● **RECORD EXTRACTS**
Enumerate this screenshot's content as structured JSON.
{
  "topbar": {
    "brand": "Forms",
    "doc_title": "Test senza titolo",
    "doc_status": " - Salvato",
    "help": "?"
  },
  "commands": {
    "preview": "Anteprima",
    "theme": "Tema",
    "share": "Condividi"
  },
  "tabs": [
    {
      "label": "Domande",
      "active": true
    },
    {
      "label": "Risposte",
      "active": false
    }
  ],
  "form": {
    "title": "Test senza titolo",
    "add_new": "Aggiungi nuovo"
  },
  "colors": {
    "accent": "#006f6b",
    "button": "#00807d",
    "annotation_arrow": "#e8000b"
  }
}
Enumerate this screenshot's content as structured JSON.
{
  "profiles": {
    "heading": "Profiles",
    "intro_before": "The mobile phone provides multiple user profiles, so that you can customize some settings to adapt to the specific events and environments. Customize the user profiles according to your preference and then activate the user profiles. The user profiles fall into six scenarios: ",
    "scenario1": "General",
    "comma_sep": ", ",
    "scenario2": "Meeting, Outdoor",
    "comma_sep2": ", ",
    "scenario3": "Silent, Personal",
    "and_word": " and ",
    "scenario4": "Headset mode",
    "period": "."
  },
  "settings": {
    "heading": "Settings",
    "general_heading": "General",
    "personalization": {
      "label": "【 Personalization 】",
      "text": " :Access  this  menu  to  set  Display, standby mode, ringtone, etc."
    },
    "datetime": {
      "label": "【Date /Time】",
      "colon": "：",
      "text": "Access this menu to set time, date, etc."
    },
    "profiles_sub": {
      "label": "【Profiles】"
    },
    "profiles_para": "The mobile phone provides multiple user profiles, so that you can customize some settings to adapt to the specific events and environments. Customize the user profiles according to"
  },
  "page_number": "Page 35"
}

● **DIRECTION**
List all lines holding the string "mode".

● **FINAL ANSWER**
    "scenario4": "Headset mode",
      "text": " :Access  this  menu  to  set  Display, standby mode, ringtone, etc."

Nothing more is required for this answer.